▸ **WHAT YOU SHOULD DO**
Show each line that has the string "title" in it.

▸ **Figure record listings**

********************

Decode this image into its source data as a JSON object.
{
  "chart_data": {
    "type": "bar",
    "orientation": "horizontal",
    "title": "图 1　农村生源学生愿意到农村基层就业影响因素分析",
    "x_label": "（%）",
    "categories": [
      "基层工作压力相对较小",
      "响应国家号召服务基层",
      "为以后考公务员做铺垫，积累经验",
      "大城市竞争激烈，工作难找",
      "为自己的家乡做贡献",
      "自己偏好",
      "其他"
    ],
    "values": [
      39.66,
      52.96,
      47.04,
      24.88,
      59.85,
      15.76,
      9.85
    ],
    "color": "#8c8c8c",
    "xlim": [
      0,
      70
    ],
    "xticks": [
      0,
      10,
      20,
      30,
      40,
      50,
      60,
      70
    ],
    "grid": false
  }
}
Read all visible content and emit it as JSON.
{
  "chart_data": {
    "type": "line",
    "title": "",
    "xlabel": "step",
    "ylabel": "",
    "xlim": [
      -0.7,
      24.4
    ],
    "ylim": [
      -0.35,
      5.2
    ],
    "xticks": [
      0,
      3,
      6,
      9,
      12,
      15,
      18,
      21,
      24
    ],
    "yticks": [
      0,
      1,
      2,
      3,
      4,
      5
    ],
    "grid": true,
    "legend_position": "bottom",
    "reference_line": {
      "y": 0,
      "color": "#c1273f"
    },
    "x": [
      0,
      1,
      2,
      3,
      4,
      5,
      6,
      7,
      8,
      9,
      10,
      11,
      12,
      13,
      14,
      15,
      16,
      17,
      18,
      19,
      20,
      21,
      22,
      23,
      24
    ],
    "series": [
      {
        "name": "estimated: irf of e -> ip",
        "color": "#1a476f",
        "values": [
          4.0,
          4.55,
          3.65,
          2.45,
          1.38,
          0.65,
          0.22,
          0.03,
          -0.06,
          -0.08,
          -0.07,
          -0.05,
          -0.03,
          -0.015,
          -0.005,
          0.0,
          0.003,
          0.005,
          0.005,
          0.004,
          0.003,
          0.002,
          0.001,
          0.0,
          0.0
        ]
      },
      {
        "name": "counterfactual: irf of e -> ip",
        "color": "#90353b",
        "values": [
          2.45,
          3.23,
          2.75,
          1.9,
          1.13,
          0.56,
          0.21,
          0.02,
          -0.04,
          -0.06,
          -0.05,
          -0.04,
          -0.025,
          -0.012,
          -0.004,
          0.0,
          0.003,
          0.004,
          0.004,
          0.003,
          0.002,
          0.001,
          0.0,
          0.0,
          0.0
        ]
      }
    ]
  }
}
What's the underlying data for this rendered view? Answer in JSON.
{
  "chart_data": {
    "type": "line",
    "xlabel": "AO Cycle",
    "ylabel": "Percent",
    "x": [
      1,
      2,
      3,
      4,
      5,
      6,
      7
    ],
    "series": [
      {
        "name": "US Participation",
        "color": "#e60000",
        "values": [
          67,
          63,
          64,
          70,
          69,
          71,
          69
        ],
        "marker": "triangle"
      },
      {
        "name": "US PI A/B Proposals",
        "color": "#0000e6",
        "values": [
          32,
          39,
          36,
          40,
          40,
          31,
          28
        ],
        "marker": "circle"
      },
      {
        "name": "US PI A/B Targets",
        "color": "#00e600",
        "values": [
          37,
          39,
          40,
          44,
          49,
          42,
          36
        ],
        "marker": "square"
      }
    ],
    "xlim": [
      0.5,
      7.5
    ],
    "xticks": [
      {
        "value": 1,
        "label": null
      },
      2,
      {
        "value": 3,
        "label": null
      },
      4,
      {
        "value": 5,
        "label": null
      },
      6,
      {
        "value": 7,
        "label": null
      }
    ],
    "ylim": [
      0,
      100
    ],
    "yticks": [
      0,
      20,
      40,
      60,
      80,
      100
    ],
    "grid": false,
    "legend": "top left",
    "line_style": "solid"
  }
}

********************

▸ **RESPONSE**
    "title": "图 1　农村生源学生愿意到农村基层就业影响因素分析",
    "title": "",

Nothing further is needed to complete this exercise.